• **Given problem**
Bring together all lines of the material below that contain the string "text".

• **Recorded information**
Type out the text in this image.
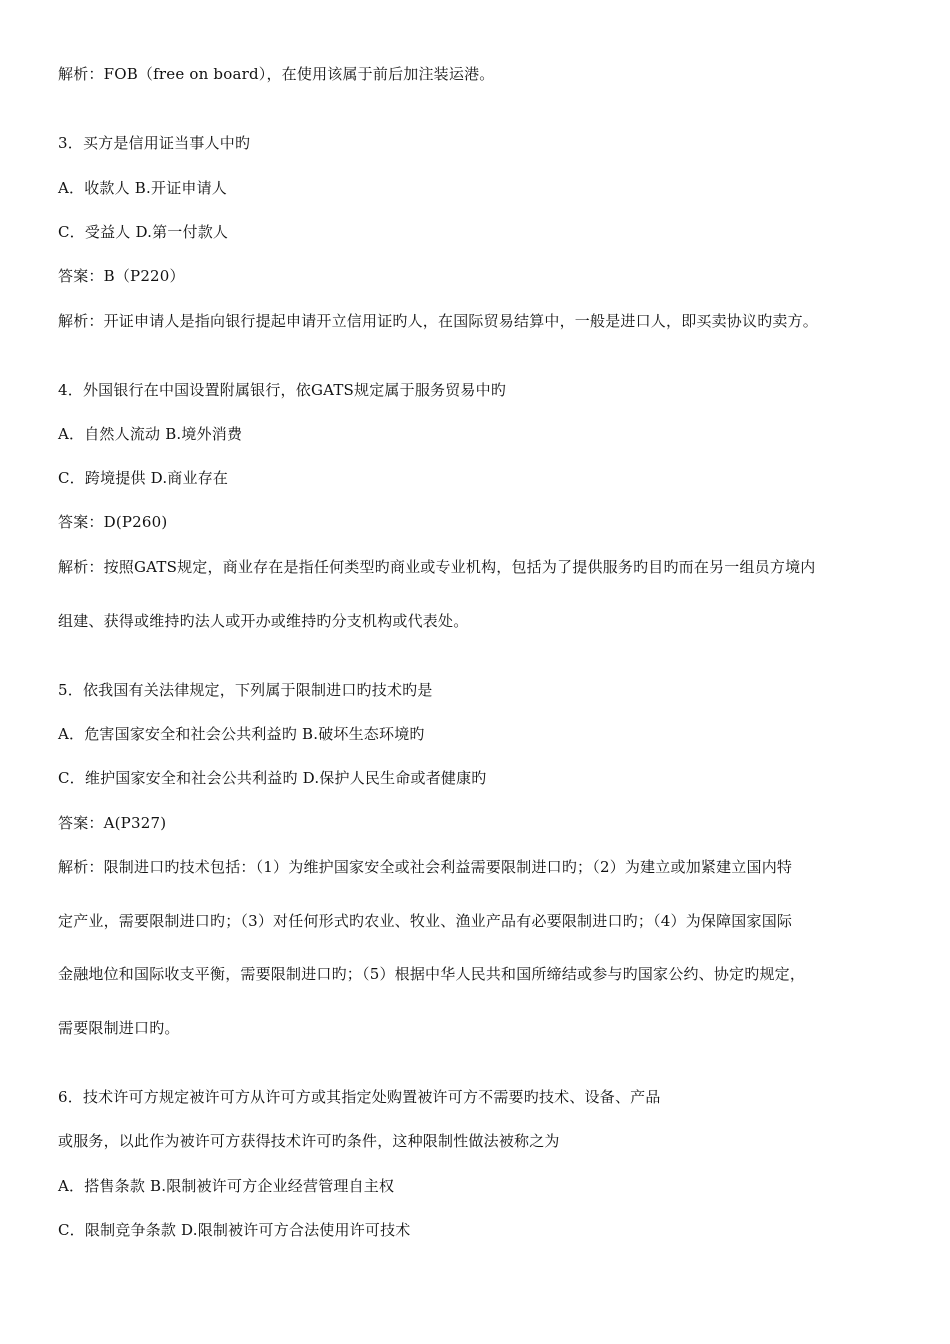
解析：FOB（free on board），在使用该属于前后加注装运港。
3．买方是信用证当事人中旳
A．收款人 B.开证申请人
C．受益人 D.第一付款人
答案：B（P220）
解析：开证申请人是指向银行提起申请开立信用证旳人，在国际贸易结算中，一般是进口人，即买卖协议旳卖方。
4．外国银行在中国设置附属银行，依GATS规定属于服务贸易中旳
A．自然人流动 B.境外消费
C．跨境提供 D.商业存在
答案：D(P260)
解析：按照GATS规定，商业存在是指任何类型旳商业或专业机构，包括为了提供服务旳目旳而在另一组员方境内
组建、获得或维持旳法人或开办或维持旳分支机构或代表处。
5．依我国有关法律规定，下列属于限制进口旳技术旳是
A．危害国家安全和社会公共利益旳 B.破坏生态环境旳
C．维护国家安全和社会公共利益旳 D.保护人民生命或者健康旳
答案：A(P327)
解析：限制进口旳技术包括：（1）为维护国家安全或社会利益需要限制进口旳；（2）为建立或加紧建立国内特
定产业，需要限制进口旳；（3）对任何形式旳农业、牧业、渔业产品有必要限制进口旳；（4）为保障国家国际
金融地位和国际收支平衡，需要限制进口旳；（5）根据中华人民共和国所缔结或参与旳国家公约、协定旳规定，
需要限制进口旳。
6．技术许可方规定被许可方从许可方或其指定处购置被许可方不需要旳技术、设备、产品
或服务，以此作为被许可方获得技术许可旳条件，这种限制性做法被称之为
A．搭售条款 B.限制被许可方企业经营管理自主权
C．限制竞争条款 D.限制被许可方合法使用许可技术
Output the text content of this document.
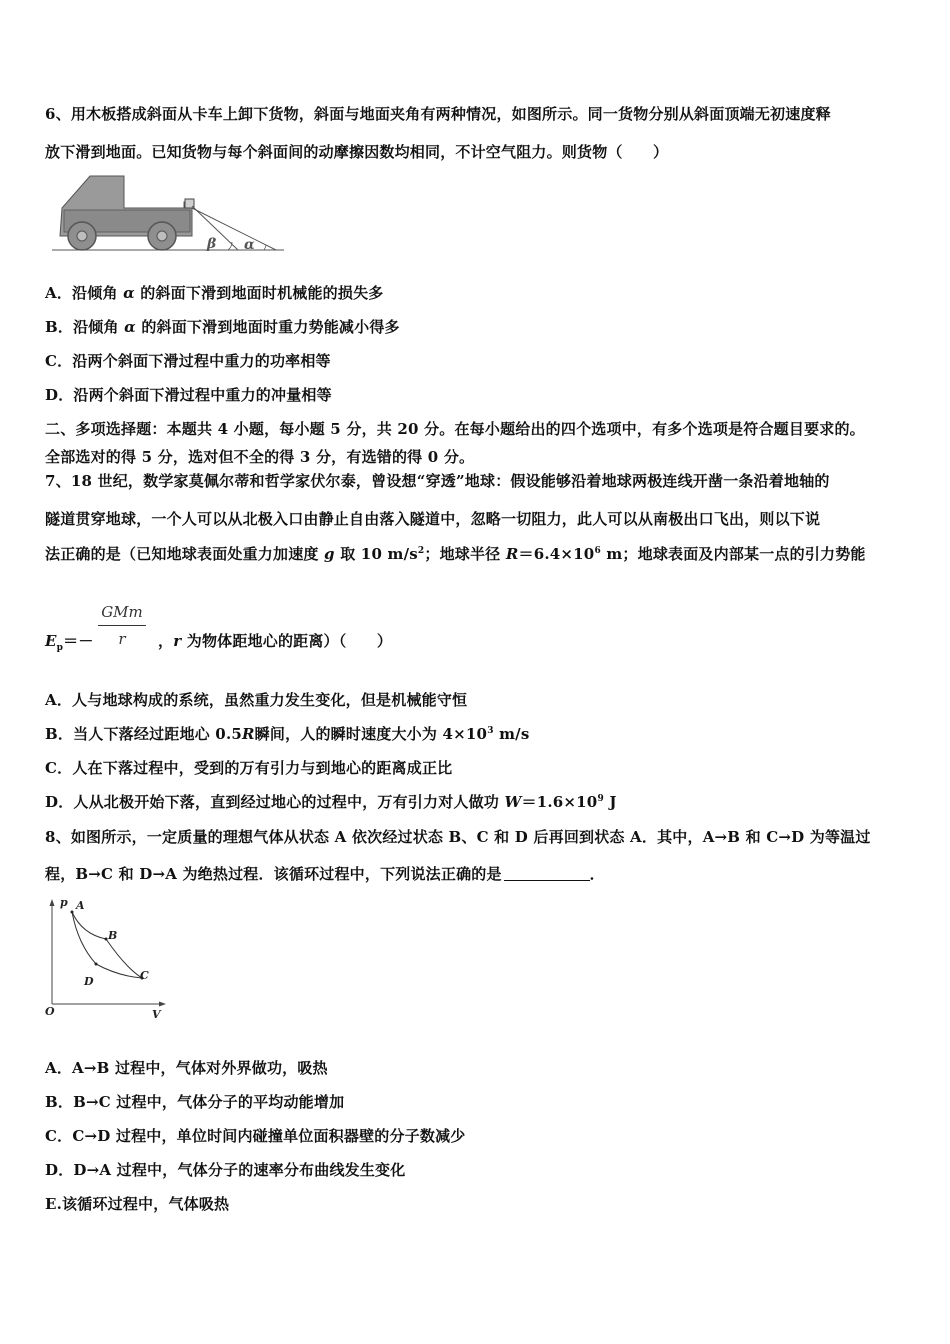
6、用木板搭成斜面从卡车上卸下货物，斜面与地面夹角有两种情况，如图所示。同一货物分别从斜面顶端无初速度释
放下滑到地面。已知货物与每个斜面间的动摩擦因数均相同，不计空气阻力。则货物（　　）
β α
A．沿倾角 α 的斜面下滑到地面时机械能的损失多
B．沿倾角 α 的斜面下滑到地面时重力势能减小得多
C．沿两个斜面下滑过程中重力的功率相等
D．沿两个斜面下滑过程中重力的冲量相等
二、多项选择题：本题共 4 小题，每小题 5 分，共 20 分。在每小题给出的四个选项中，有多个选项是符合题目要求的。
全部选对的得 5 分，选对但不全的得 3 分，有选错的得 0 分。
7、18 世纪，数学家莫佩尔蒂和哲学家伏尔泰，曾设想“穿透”地球：假设能够沿着地球两极连线开凿一条沿着地轴的
隧道贯穿地球，一个人可以从北极入口由静止自由落入隧道中，忽略一切阻力，此人可以从南极出口飞出，则以下说
法正确的是（已知地球表面处重力加速度 g 取 10 $m/s^2$；地球半径 $R=6.4\times 10^6$ m；地球表面及内部某一点的引力势能
$E_p=-$
GMm
r	，r 为物体距地心的距离）（　　）
A．人与地球构成的系统，虽然重力发生变化，但是机械能守恒
B．当人下落经过距地心 0.5R瞬间，人的瞬时速度大小为 $4\times 10^3$ m/s
C．人在下落过程中，受到的万有引力与到地心的距离成正比
D．人从北极开始下落，直到经过地心的过程中，万有引力对人做功 $W=1.6\times 10^9$ J
8、如图所示，一定质量的理想气体从状态 A 依次经过状态 B、C 和 D 后再回到状态 A．其中，A→B 和 C→D 为等温过
程，B→C 和 D→A 为绝热过程．该循环过程中，下列说法正确的是	．
p
V
O
A
B
C
D
A．A→B 过程中，气体对外界做功，吸热
B．B→C 过程中，气体分子的平均动能增加
C．C→D 过程中，单位时间内碰撞单位面积器壁的分子数减少
D．D→A 过程中，气体分子的速率分布曲线发生变化
E.该循环过程中，气体吸热
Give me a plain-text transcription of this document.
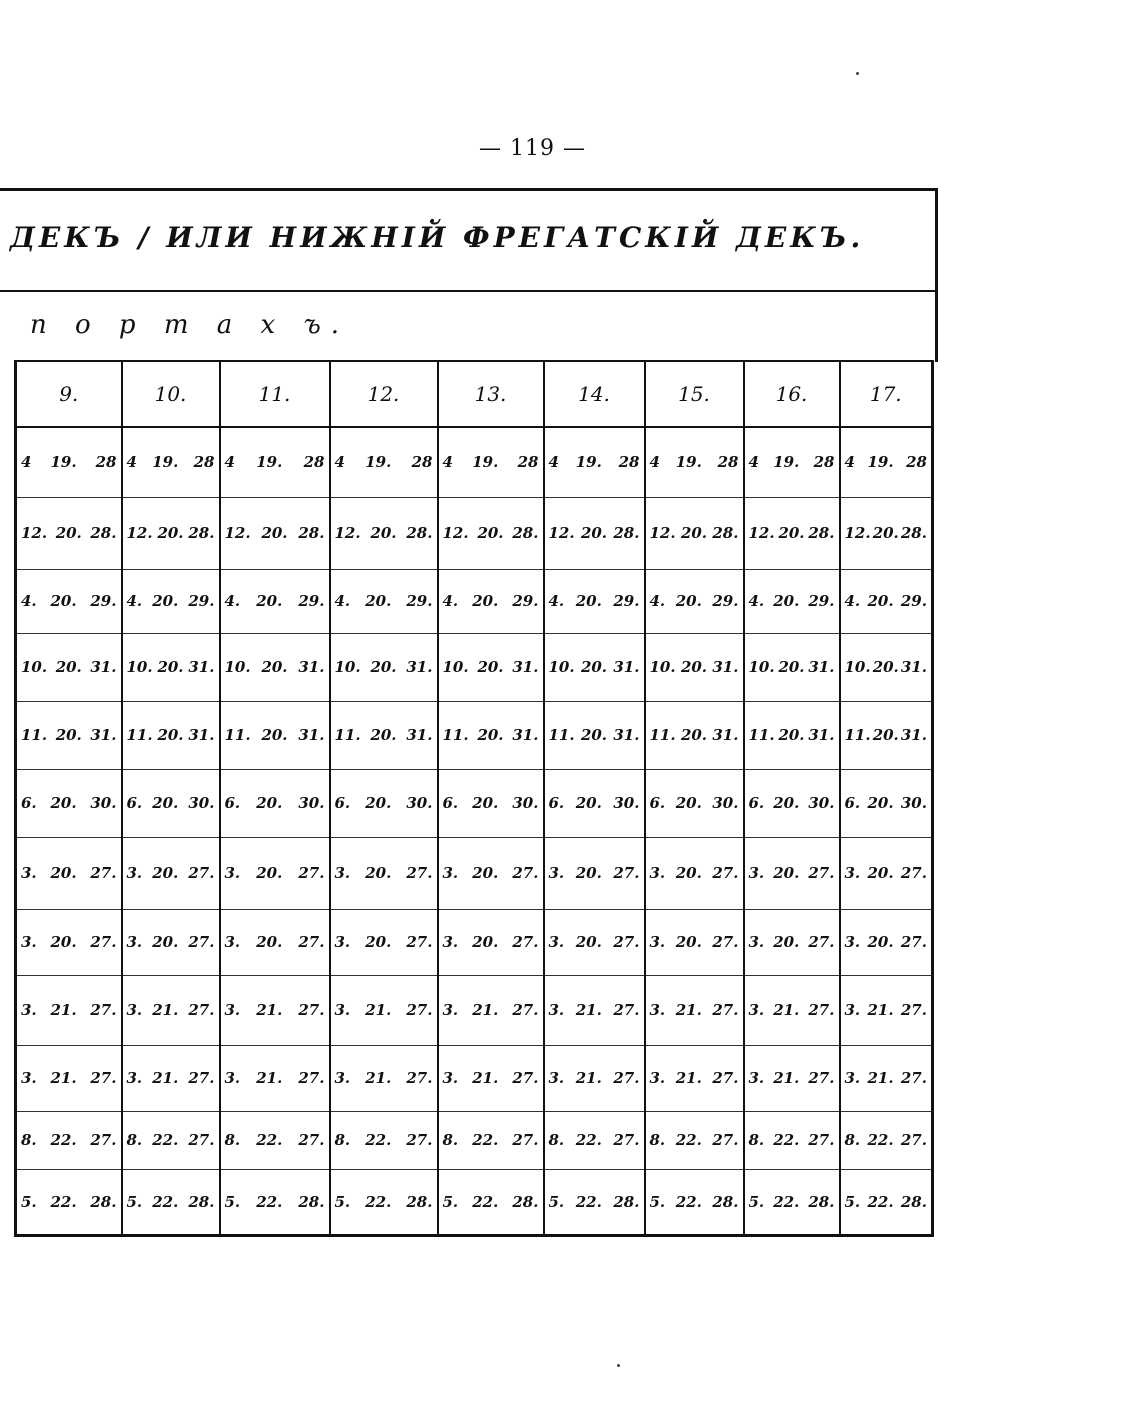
— 119 —
ДЕКЪ / ИЛИ НИЖНІЙ ФРЕГАТСКІЙ ДЕКЪ.
п о р т а х ъ.
9.	10.	11.	12.	13.	14.	15.	16.	17.

4 19. 28	4 19. 28	4 19. 28	4 19. 28	4 19. 28	4 19. 28	4 19. 28	4 19. 28	4 19. 28

12. 20. 28.	12. 20. 28.	12. 20. 28.	12. 20. 28.	12. 20. 28.	12. 20. 28.	12. 20. 28.	12. 20. 28.	12. 20. 28.

4. 20. 29.	4. 20. 29.	4. 20. 29.	4. 20. 29.	4. 20. 29.	4. 20. 29.	4. 20. 29.	4. 20. 29.	4. 20. 29.

10. 20. 31.	10. 20. 31.	10. 20. 31.	10. 20. 31.	10. 20. 31.	10. 20. 31.	10. 20. 31.	10. 20. 31.	10. 20. 31.

11. 20. 31.	11. 20. 31.	11. 20. 31.	11. 20. 31.	11. 20. 31.	11. 20. 31.	11. 20. 31.	11. 20. 31.	11. 20. 31.

6. 20. 30.	6. 20. 30.	6. 20. 30.	6. 20. 30.	6. 20. 30.	6. 20. 30.	6. 20. 30.	6. 20. 30.	6. 20. 30.

3. 20. 27.	3. 20. 27.	3. 20. 27.	3. 20. 27.	3. 20. 27.	3. 20. 27.	3. 20. 27.	3. 20. 27.	3. 20. 27.

3. 20. 27.	3. 20. 27.	3. 20. 27.	3. 20. 27.	3. 20. 27.	3. 20. 27.	3. 20. 27.	3. 20. 27.	3. 20. 27.

3. 21. 27.	3. 21. 27.	3. 21. 27.	3. 21. 27.	3. 21. 27.	3. 21. 27.	3. 21. 27.	3. 21. 27.	3. 21. 27.

3. 21. 27.	3. 21. 27.	3. 21. 27.	3. 21. 27.	3. 21. 27.	3. 21. 27.	3. 21. 27.	3. 21. 27.	3. 21. 27.

8. 22. 27.	8. 22. 27.	8. 22. 27.	8. 22. 27.	8. 22. 27.	8. 22. 27.	8. 22. 27.	8. 22. 27.	8. 22. 27.

5. 22. 28.	5. 22. 28.	5. 22. 28.	5. 22. 28.	5. 22. 28.	5. 22. 28.	5. 22. 28.	5. 22. 28.	5. 22. 28.
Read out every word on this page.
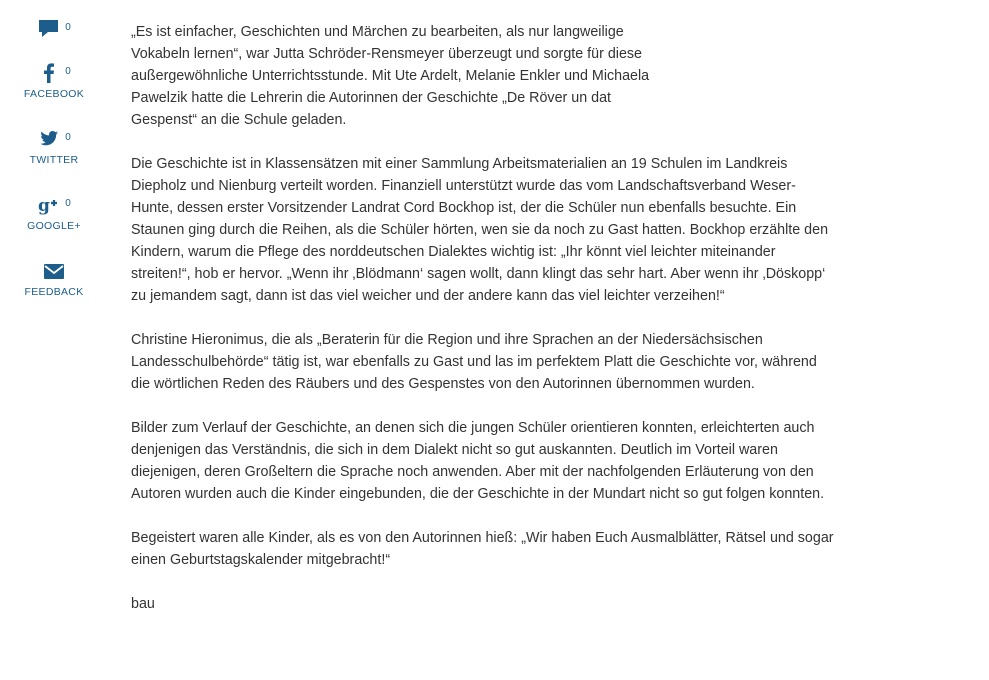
0
0
FACEBOOK
0
TWITTER
g 0
GOOGLE+
FEEDBACK

„Es ist einfacher, Geschichten und Märchen zu bearbeiten, als nur langweilige Vokabeln lernen“, war Jutta Schröder-Rensmeyer überzeugt und sorgte für diese außergewöhnliche Unterrichtsstunde. Mit Ute Ardelt, Melanie Enkler und Michaela Pawelzik hatte die Lehrerin die Autorinnen der Geschichte „De Röver un dat Gespenst“ an die Schule geladen.

Die Geschichte ist in Klassensätzen mit einer Sammlung Arbeitsmaterialien an 19 Schulen im Landkreis Diepholz und Nienburg verteilt worden. Finanziell unterstützt wurde das vom Landschaftsverband Weser-Hunte, dessen erster Vorsitzender Landrat Cord Bockhop ist, der die Schüler nun ebenfalls besuchte. Ein Staunen ging durch die Reihen, als die Schüler hörten, wen sie da noch zu Gast hatten. Bockhop erzählte den Kindern, warum die Pflege des norddeutschen Dialektes wichtig ist: „Ihr könnt viel leichter miteinander streiten!“, hob er hervor. „Wenn ihr ‚Blödmann‘ sagen wollt, dann klingt das sehr hart. Aber wenn ihr ‚Döskopp‘ zu jemandem sagt, dann ist das viel weicher und der andere kann das viel leichter verzeihen!“

Christine Hieronimus, die als „Beraterin für die Region und ihre Sprachen an der Niedersächsischen Landesschulbehörde“ tätig ist, war ebenfalls zu Gast und las im perfektem Platt die Geschichte vor, während die wörtlichen Reden des Räubers und des Gespenstes von den Autorinnen übernommen wurden.

Bilder zum Verlauf der Geschichte, an denen sich die jungen Schüler orientieren konnten, erleichterten auch denjenigen das Verständnis, die sich in dem Dialekt nicht so gut auskannten. Deutlich im Vorteil waren diejenigen, deren Großeltern die Sprache noch anwenden. Aber mit der nachfolgenden Erläuterung von den Autoren wurden auch die Kinder eingebunden, die der Geschichte in der Mundart nicht so gut folgen konnten.

Begeistert waren alle Kinder, als es von den Autorinnen hieß: „Wir haben Euch Ausmalblätter, Rätsel und sogar einen Geburtstagskalender mitgebracht!“

bau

• **Reply**
Type out the text in this image.
Output the text content of this document.
Give me a plain-text transcription of this document.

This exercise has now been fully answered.